- Instructions to follow:
Arrange each line of the listing below as a JSON list of strings, one string per line, with blank lines dropped. Leave the pictures out of your answer.

Extracted data entries:
------------------------------------------------------------------------
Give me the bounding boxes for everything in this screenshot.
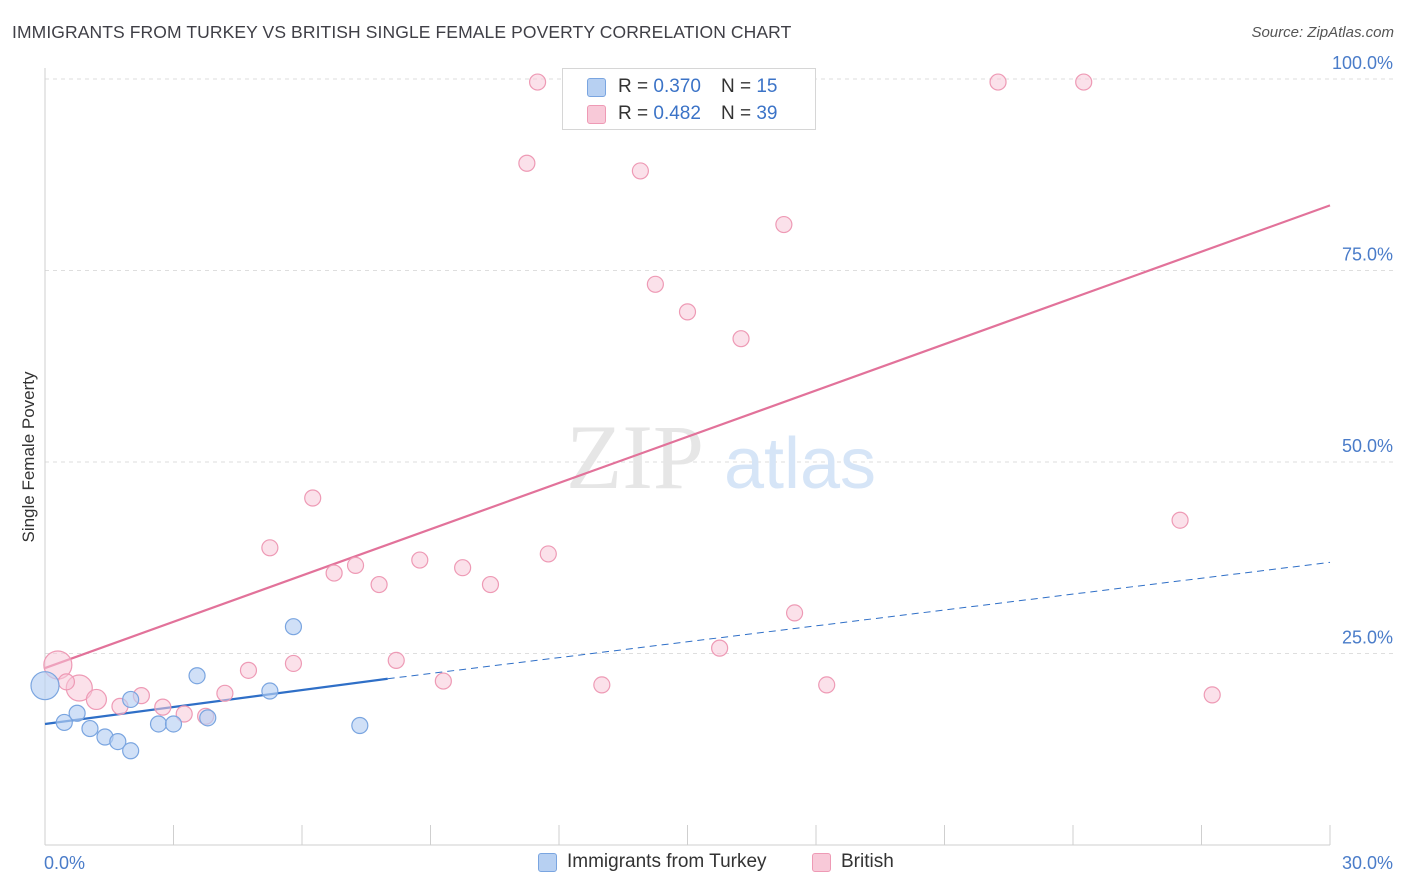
point-british [732,330,750,348]
r-label: R = [618,103,649,124]
legend-swatch-turkey [587,77,606,97]
point-british [216,684,234,702]
point-british [454,559,472,577]
point-british [434,672,452,690]
legend-label-british: British [841,851,894,872]
x-tick-label-min: 0.0% [44,853,85,873]
legend-item-turkey[interactable]: Immigrants from Turkey [538,851,767,873]
point-british [239,661,258,679]
point-british [1171,511,1189,529]
correlation-legend: R = 0.370 N = 15 R = 0.482 N = 39 [562,68,816,130]
y-axis-label: Single Female Poverty [19,371,38,543]
point-british [818,676,836,694]
watermark-atlas: atlas [724,424,876,504]
trend-line-turkey-extension [387,561,1331,680]
n-value-turkey: 15 [756,76,778,97]
chart-title: IMMIGRANTS FROM TURKEY VS BRITISH SINGLE… [12,22,792,42]
watermark: ZIP atlas [566,406,876,508]
point-turkey [261,682,279,700]
point-british [1075,73,1093,91]
point-turkey [30,671,60,701]
y-tick-label: 75.0% [1342,245,1393,265]
legend-swatch-british [587,104,606,124]
trend-line-british [44,204,1331,670]
source-label: Source: ZipAtlas.com [1251,24,1394,41]
point-british [593,676,611,694]
legend-label-turkey: Immigrants from Turkey [567,851,767,872]
point-turkey [351,716,369,735]
point-british [539,545,557,563]
point-british [1203,686,1221,704]
point-turkey [199,709,217,727]
point-british [284,654,303,673]
point-british [304,489,322,507]
legend-row-british: R = 0.482 N = 39 [587,101,777,127]
point-british [481,575,500,594]
point-british [85,688,108,711]
point-british [678,303,697,321]
point-british [325,564,343,582]
series-legend: Immigrants from Turkey British [0,851,1406,877]
gridlines [45,78,1395,654]
r-value-turkey: 0.370 [653,76,701,97]
trend-line-turkey [44,677,388,726]
r-label: R = [618,76,649,97]
point-turkey [188,667,206,685]
y-tick-label: 25.0% [1342,628,1393,648]
point-british [261,539,279,557]
point-british [518,154,536,172]
trend-lines [44,204,1331,726]
axes [44,68,1331,846]
legend-item-british[interactable]: British [812,851,894,873]
point-turkey [122,690,140,709]
point-turkey [122,742,140,760]
point-turkey [55,713,73,732]
n-value-british: 39 [756,103,778,124]
point-turkey [68,704,86,722]
point-british [370,575,388,594]
point-british [528,73,547,91]
point-turkey [149,715,168,733]
tick-labels: 25.0% 50.0% 75.0% 100.0% 0.0% 30.0% [44,53,1393,873]
point-british [785,604,804,622]
data-points [30,73,1221,760]
point-british [411,551,429,569]
x-tick-label-max: 30.0% [1342,853,1393,873]
point-british [711,639,729,657]
point-british [989,73,1007,91]
point-british [631,162,649,180]
point-british [387,651,405,669]
point-turkey [164,715,183,733]
r-value-british: 0.482 [653,103,701,124]
legend-swatch-british [812,852,831,872]
point-turkey [109,732,127,751]
point-british [346,556,365,575]
point-british [775,215,793,234]
point-british [646,275,664,293]
y-tick-label: 50.0% [1342,436,1393,456]
point-british [175,705,193,723]
point-british [57,673,76,691]
point-turkey [284,618,303,636]
point-british [154,698,172,716]
legend-swatch-turkey [538,852,557,872]
n-label: N = [720,103,752,124]
y-tick-label: 100.0% [1332,53,1393,73]
watermark-zip: ZIP [566,406,704,508]
point-turkey [81,719,99,738]
legend-row-turkey: R = 0.370 N = 15 [587,74,777,100]
n-label: N = [720,76,752,97]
------------------------------------------------------------------------
- Task output:
[
  "Give me the bounding boxes for everything in this screenshot.",
  "point-british [732,330,750,348]",
  "r-label: R = [618,103,649,124]",
  "legend-swatch-turkey [587,77,606,97]",
  "point-british [216,684,234,702]",
  "point-british [454,559,472,577]",
  "point-british [434,672,452,690]",
  "legend-label-british: British [841,851,894,872]",
  "x-tick-label-min: 0.0% [44,853,85,873]",
  "legend-item-turkey[interactable]: Immigrants from Turkey [538,851,767,873]",
  "point-british [239,661,258,679]",
  "point-british [1171,511,1189,529]",
  "correlation-legend: R = 0.370 N = 15 R = 0.482 N = 39 [562,68,816,130]",
  "y-axis-label: Single Female Poverty [19,371,38,543]",
  "point-british [818,676,836,694]",
  "watermark-atlas: atlas [724,424,876,504]",
  "trend-line-turkey-extension [387,561,1331,680]",
  "n-value-turkey: 15 [756,76,778,97]",
  "chart-title: IMMIGRANTS FROM TURKEY VS BRITISH SINGLE… [12,22,792,42]",
  "watermark: ZIP atlas [566,406,876,508]",
  "point-turkey [261,682,279,700]",
  "point-british [1075,73,1093,91]",
  "point-turkey [30,671,60,701]",
  "y-tick-label: 75.0% [1342,245,1393,265]",
  "legend-swatch-british [587,104,606,124]",
  "trend-line-british [44,204,1331,670]",
  "source-label: Source: ZipAtlas.com [1251,24,1394,41]",
  "point-british [593,676,611,694]",
  "legend-label-turkey: Immigrants from Turkey [567,851,767,872]",
  "point-turkey [351,716,369,735]",
  "point-british [539,545,557,563]",
  "point-british [1203,686,1221,704]",
  "point-turkey [199,709,217,727]",
  "point-british [284,654,303,673]",
  "point-british [304,489,322,507]",
  "legend-row-british: R = 0.482 N = 39 [587,101,777,127]",
  "point-british [481,575,500,594]",
  "point-british [85,688,108,711]",
  "point-british [678,303,697,321]",
  "point-british [325,564,343,582]",
  "series-legend: Immigrants from Turkey British [0,851,1406,877]",
  "gridlines [45,78,1395,654]",
  "r-value-turkey: 0.370 [653,76,701,97]",
  "trend-line-turkey [44,677,388,726]",
  "r-label: R = [618,76,649,97]",
  "point-turkey [188,667,206,685]",
  "y-tick-label: 25.0% [1342,628,1393,648]",
  "point-british [261,539,279,557]",
  "point-british [518,154,536,172]",
  "trend-lines [44,204,1331,726]",
  "axes [44,68,1331,846]",
  "legend-item-british[interactable]: British [812,851,894,873]",
  "point-turkey [122,690,140,709]",
  "point-turkey [122,742,140,760]",
  "point-turkey [55,713,73,732]",
  "n-value-british: 39 [756,103,778,124]",
  "point-turkey [68,704,86,722]",
  "point-british [370,575,388,594]",
  "point-british [528,73,547,91]",
  "point-turkey [149,715,168,733]",
  "tick-labels: 25.0% 50.0% 75.0% 100.0% 0.0% 30.0% [44,53,1393,873]",
  "point-british [785,604,804,622]",
  "data-points [30,73,1221,760]",
  "point-british [411,551,429,569]",
  "x-tick-label-max: 30.0% [1342,853,1393,873]",
  "point-british [711,639,729,657]",
  "point-british [989,73,1007,91]",
  "point-british [631,162,649,180]",
  "point-british [387,651,405,669]",
  "point-turkey [164,715,183,733]",
  "r-value-british: 0.482 [653,103,701,124]",
  "legend-swatch-british [812,852,831,872]",
  "point-turkey [109,732,127,751]",
  "point-british [346,556,365,575]",
  "point-british [775,215,793,234]",
  "point-british [646,275,664,293]",
  "y-tick-label: 50.0% [1342,436,1393,456]",
  "point-british [175,705,193,723]",
  "point-british [57,673,76,691]",
  "point-turkey [284,618,303,636]",
  "point-british [154,698,172,716]",
  "legend-swatch-turkey [538,852,557,872]",
  "n-label: N = [720,103,752,124]",
  "y-tick-label: 100.0% [1332,53,1393,73]",
  "watermark-zip: ZIP [566,406,704,508]",
  "point-turkey [81,719,99,738]",
  "legend-row-turkey: R = 0.370 N = 15 [587,74,777,100]",
  "n-label: N = [720,76,752,97]"
]